Copy each line of the listing below exactly.
+ + + + +
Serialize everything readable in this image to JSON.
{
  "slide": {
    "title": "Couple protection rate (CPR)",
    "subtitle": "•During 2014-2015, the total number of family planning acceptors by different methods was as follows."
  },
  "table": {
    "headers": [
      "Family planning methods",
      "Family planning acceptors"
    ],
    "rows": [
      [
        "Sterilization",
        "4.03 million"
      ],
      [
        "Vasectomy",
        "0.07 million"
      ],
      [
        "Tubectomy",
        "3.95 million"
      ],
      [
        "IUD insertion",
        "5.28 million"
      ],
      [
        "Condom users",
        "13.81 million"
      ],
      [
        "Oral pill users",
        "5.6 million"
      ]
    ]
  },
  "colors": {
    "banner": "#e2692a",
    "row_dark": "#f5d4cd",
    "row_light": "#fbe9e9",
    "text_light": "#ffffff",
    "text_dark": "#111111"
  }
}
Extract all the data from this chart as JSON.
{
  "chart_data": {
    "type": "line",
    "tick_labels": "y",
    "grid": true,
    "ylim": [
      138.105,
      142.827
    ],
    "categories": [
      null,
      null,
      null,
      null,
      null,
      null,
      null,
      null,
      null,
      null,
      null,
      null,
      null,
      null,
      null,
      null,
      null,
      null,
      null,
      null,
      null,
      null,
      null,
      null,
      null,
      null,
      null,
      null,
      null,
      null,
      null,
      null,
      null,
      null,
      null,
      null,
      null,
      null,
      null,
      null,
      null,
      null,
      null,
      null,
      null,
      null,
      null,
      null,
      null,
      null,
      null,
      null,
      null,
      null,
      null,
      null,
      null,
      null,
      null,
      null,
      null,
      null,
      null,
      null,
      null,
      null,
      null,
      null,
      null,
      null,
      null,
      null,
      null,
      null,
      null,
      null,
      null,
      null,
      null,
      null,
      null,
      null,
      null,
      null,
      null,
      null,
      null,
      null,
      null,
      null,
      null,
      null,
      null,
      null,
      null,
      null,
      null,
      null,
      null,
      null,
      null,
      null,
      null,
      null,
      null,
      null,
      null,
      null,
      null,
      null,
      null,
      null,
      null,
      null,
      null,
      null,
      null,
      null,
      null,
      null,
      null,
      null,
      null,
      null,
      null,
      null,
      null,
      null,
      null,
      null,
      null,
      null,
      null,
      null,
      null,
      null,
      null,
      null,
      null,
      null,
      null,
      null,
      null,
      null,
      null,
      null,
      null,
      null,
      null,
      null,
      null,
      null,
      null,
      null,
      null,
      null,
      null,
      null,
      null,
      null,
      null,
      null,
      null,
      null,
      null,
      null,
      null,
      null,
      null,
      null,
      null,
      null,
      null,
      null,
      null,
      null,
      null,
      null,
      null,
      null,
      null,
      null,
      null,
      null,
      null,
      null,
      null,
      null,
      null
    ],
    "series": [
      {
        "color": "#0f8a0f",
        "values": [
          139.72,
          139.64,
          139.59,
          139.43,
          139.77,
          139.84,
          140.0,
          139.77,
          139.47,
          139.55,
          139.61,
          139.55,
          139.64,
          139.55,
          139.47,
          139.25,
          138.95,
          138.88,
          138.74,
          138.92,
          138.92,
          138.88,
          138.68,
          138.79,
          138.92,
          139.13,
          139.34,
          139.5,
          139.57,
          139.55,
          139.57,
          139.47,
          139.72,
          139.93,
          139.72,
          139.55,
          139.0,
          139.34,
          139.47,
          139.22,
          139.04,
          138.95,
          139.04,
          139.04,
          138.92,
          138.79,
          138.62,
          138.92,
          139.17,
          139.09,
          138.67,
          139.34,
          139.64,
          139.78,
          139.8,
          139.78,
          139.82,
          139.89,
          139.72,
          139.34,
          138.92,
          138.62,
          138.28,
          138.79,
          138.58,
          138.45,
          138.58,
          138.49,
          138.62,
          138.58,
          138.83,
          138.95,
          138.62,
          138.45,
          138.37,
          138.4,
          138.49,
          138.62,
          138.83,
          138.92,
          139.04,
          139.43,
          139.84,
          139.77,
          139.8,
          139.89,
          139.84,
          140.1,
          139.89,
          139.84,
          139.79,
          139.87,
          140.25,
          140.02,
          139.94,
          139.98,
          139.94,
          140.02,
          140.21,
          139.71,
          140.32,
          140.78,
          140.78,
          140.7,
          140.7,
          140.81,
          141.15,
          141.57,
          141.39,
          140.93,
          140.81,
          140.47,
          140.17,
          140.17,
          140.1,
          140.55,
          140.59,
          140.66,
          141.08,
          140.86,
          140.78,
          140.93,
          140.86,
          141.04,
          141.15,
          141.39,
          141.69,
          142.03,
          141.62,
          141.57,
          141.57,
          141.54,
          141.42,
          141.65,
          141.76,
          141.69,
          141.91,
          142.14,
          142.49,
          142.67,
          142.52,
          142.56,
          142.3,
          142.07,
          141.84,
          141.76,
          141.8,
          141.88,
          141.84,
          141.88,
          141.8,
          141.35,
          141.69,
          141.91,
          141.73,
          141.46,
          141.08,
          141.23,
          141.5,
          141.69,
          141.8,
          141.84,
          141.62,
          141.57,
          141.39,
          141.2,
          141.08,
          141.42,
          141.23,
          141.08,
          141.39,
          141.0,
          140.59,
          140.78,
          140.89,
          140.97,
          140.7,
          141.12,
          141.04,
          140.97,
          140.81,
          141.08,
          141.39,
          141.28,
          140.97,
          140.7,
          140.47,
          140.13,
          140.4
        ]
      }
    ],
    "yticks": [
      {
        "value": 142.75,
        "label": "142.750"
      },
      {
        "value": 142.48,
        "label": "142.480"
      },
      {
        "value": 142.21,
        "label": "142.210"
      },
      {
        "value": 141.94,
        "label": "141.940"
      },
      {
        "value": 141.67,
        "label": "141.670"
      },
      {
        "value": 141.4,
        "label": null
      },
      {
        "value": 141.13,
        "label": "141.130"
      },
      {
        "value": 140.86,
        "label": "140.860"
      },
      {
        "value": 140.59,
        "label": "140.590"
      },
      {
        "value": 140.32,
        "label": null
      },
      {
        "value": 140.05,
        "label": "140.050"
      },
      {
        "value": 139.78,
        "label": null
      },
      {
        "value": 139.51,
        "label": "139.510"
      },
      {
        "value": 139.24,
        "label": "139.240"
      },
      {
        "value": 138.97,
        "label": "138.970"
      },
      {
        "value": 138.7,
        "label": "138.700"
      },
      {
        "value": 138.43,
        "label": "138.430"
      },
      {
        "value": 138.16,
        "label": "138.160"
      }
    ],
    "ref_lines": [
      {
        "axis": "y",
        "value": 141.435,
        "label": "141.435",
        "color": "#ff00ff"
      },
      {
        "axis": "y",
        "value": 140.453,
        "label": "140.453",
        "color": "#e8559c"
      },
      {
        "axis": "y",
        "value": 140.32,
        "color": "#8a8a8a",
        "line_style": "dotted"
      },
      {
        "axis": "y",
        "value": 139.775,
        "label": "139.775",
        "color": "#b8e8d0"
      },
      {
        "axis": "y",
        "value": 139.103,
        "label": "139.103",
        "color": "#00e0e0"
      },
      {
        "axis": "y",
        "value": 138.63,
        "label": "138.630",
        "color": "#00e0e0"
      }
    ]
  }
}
+ + + + +
### The output:
Serialize everything readable in this image to JSON.
{
  "slide": {
    "title": "Couple protection rate (CPR)",
    "subtitle": "•During 2014-2015, the total number of family planning acceptors by different methods was as follows."
  },
  "table": {
    "headers": [
      "Family planning methods",
      "Family planning acceptors"
    ],
    "rows": [
      [
        "Sterilization",
        "4.03 million"
      ],
      [
        "Vasectomy",
        "0.07 million"
      ],
      [
        "Tubectomy",
        "3.95 million"
      ],
      [
        "IUD insertion",
        "5.28 million"
      ],
      [
        "Condom users",
        "13.81 million"
      ],
      [
        "Oral pill users",
        "5.6 million"
      ]
    ]
  },
  "colors": {
    "banner": "#e2692a",
    "row_dark": "#f5d4cd",
    "row_light": "#fbe9e9",
    "text_light": "#ffffff",
    "text_dark": "#111111"
  }
}
Extract all the data from this chart as JSON.
{
  "chart_data": {
    "type": "line",
    "tick_labels": "y",
    "grid": true,
    "ylim": [
      138.105,
      142.827
    ],
    "categories": [
      null,
      null,
      null,
      null,
      null,
      null,
      null,
      null,
      null,
      null,
      null,
      null,
      null,
      null,
      null,
      null,
      null,
      null,
      null,
      null,
      null,
      null,
      null,
      null,
      null,
      null,
      null,
      null,
      null,
      null,
      null,
      null,
      null,
      null,
      null,
      null,
      null,
      null,
      null,
      null,
      null,
      null,
      null,
      null,
      null,
      null,
      null,
      null,
      null,
      null,
      null,
      null,
      null,
      null,
      null,
      null,
      null,
      null,
      null,
      null,
      null,
      null,
      null,
      null,
      null,
      null,
      null,
      null,
      null,
      null,
      null,
      null,
      null,
      null,
      null,
      null,
      null,
      null,
      null,
      null,
      null,
      null,
      null,
      null,
      null,
      null,
      null,
      null,
      null,
      null,
      null,
      null,
      null,
      null,
      null,
      null,
      null,
      null,
      null,
      null,
      null,
      null,
      null,
      null,
      null,
      null,
      null,
      null,
      null,
      null,
      null,
      null,
      null,
      null,
      null,
      null,
      null,
      null,
      null,
      null,
      null,
      null,
      null,
      null,
      null,
      null,
      null,
      null,
      null,
      null,
      null,
      null,
      null,
      null,
      null,
      null,
      null,
      null,
      null,
      null,
      null,
      null,
      null,
      null,
      null,
      null,
      null,
      null,
      null,
      null,
      null,
      null,
      null,
      null,
      null,
      null,
      null,
      null,
      null,
      null,
      null,
      null,
      null,
      null,
      null,
      null,
      null,
      null,
      null,
      null,
      null,
      null,
      null,
      null,
      null,
      null,
      null,
      null,
      null,
      null,
      null,
      null,
      null,
      null,
      null,
      null,
      null,
      null,
      null
    ],
    "series": [
      {
        "color": "#0f8a0f",
        "values": [
          139.72,
          139.64,
          139.59,
          139.43,
          139.77,
          139.84,
          140.0,
          139.77,
          139.47,
          139.55,
          139.61,
          139.55,
          139.64,
          139.55,
          139.47,
          139.25,
          138.95,
          138.88,
          138.74,
          138.92,
          138.92,
          138.88,
          138.68,
          138.79,
          138.92,
          139.13,
          139.34,
          139.5,
          139.57,
          139.55,
          139.57,
          139.47,
          139.72,
          139.93,
          139.72,
          139.55,
          139.0,
          139.34,
          139.47,
          139.22,
          139.04,
          138.95,
          139.04,
          139.04,
          138.92,
          138.79,
          138.62,
          138.92,
          139.17,
          139.09,
          138.67,
          139.34,
          139.64,
          139.78,
          139.8,
          139.78,
          139.82,
          139.89,
          139.72,
          139.34,
          138.92,
          138.62,
          138.28,
          138.79,
          138.58,
          138.45,
          138.58,
          138.49,
          138.62,
          138.58,
          138.83,
          138.95,
          138.62,
          138.45,
          138.37,
          138.4,
          138.49,
          138.62,
          138.83,
          138.92,
          139.04,
          139.43,
          139.84,
          139.77,
          139.8,
          139.89,
          139.84,
          140.1,
          139.89,
          139.84,
          139.79,
          139.87,
          140.25,
          140.02,
          139.94,
          139.98,
          139.94,
          140.02,
          140.21,
          139.71,
          140.32,
          140.78,
          140.78,
          140.7,
          140.7,
          140.81,
          141.15,
          141.57,
          141.39,
          140.93,
          140.81,
          140.47,
          140.17,
          140.17,
          140.1,
          140.55,
          140.59,
          140.66,
          141.08,
          140.86,
          140.78,
          140.93,
          140.86,
          141.04,
          141.15,
          141.39,
          141.69,
          142.03,
          141.62,
          141.57,
          141.57,
          141.54,
          141.42,
          141.65,
          141.76,
          141.69,
          141.91,
          142.14,
          142.49,
          142.67,
          142.52,
          142.56,
          142.3,
          142.07,
          141.84,
          141.76,
          141.8,
          141.88,
          141.84,
          141.88,
          141.8,
          141.35,
          141.69,
          141.91,
          141.73,
          141.46,
          141.08,
          141.23,
          141.5,
          141.69,
          141.8,
          141.84,
          141.62,
          141.57,
          141.39,
          141.2,
          141.08,
          141.42,
          141.23,
          141.08,
          141.39,
          141.0,
          140.59,
          140.78,
          140.89,
          140.97,
          140.7,
          141.12,
          141.04,
          140.97,
          140.81,
          141.08,
          141.39,
          141.28,
          140.97,
          140.7,
          140.47,
          140.13,
          140.4
        ]
      }
    ],
    "yticks": [
      {
        "value": 142.75,
        "label": "142.750"
      },
      {
        "value": 142.48,
        "label": "142.480"
      },
      {
        "value": 142.21,
        "label": "142.210"
      },
      {
        "value": 141.94,
        "label": "141.940"
      },
      {
        "value": 141.67,
        "label": "141.670"
      },
      {
        "value": 141.4,
        "label": null
      },
      {
        "value": 141.13,
        "label": "141.130"
      },
      {
        "value": 140.86,
        "label": "140.860"
      },
      {
        "value": 140.59,
        "label": "140.590"
      },
      {
        "value": 140.32,
        "label": null
      },
      {
        "value": 140.05,
        "label": "140.050"
      },
      {
        "value": 139.78,
        "label": null
      },
      {
        "value": 139.51,
        "label": "139.510"
      },
      {
        "value": 139.24,
        "label": "139.240"
      },
      {
        "value": 138.97,
        "label": "138.970"
      },
      {
        "value": 138.7,
        "label": "138.700"
      },
      {
        "value": 138.43,
        "label": "138.430"
      },
      {
        "value": 138.16,
        "label": "138.160"
      }
    ],
    "ref_lines": [
      {
        "axis": "y",
        "value": 141.435,
        "label": "141.435",
        "color": "#ff00ff"
      },
      {
        "axis": "y",
        "value": 140.453,
        "label": "140.453",
        "color": "#e8559c"
      },
      {
        "axis": "y",
        "value": 140.32,
        "color": "#8a8a8a",
        "line_style": "dotted"
      },
      {
        "axis": "y",
        "value": 139.775,
        "label": "139.775",
        "color": "#b8e8d0"
      },
      {
        "axis": "y",
        "value": 139.103,
        "label": "139.103",
        "color": "#00e0e0"
      },
      {
        "axis": "y",
        "value": 138.63,
        "label": "138.630",
        "color": "#00e0e0"
      }
    ]
  }
}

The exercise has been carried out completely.